=== Written exercise ===
Restate, word for word, every line of the data.

——————

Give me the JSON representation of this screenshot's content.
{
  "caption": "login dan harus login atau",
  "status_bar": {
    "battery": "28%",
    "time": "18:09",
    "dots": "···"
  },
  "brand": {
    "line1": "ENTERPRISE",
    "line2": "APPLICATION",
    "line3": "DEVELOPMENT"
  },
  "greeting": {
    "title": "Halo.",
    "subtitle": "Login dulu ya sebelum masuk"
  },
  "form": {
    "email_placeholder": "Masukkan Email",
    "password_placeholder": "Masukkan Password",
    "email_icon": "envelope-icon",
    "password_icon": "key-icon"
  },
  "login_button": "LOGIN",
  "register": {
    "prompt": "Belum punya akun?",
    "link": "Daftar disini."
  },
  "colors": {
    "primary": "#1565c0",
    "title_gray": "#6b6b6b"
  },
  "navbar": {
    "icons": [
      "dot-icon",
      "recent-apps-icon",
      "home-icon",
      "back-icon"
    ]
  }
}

——————

=== Final result ===
Give me the JSON representation of this screenshot's content.
{
  "caption": "login dan harus login atau",
  "status_bar": {
    "battery": "28%",
    "time": "18:09",
    "dots": "···"
  },
  "brand": {
    "line1": "ENTERPRISE",
    "line2": "APPLICATION",
    "line3": "DEVELOPMENT"
  },
  "greeting": {
    "title": "Halo.",
    "subtitle": "Login dulu ya sebelum masuk"
  },
  "form": {
    "email_placeholder": "Masukkan Email",
    "password_placeholder": "Masukkan Password",
    "email_icon": "envelope-icon",
    "password_icon": "key-icon"
  },
  "login_button": "LOGIN",
  "register": {
    "prompt": "Belum punya akun?",
    "link": "Daftar disini."
  },
  "colors": {
    "primary": "#1565c0",
    "title_gray": "#6b6b6b"
  },
  "navbar": {
    "icons": [
      "dot-icon",
      "recent-apps-icon",
      "home-icon",
      "back-icon"
    ]
  }
}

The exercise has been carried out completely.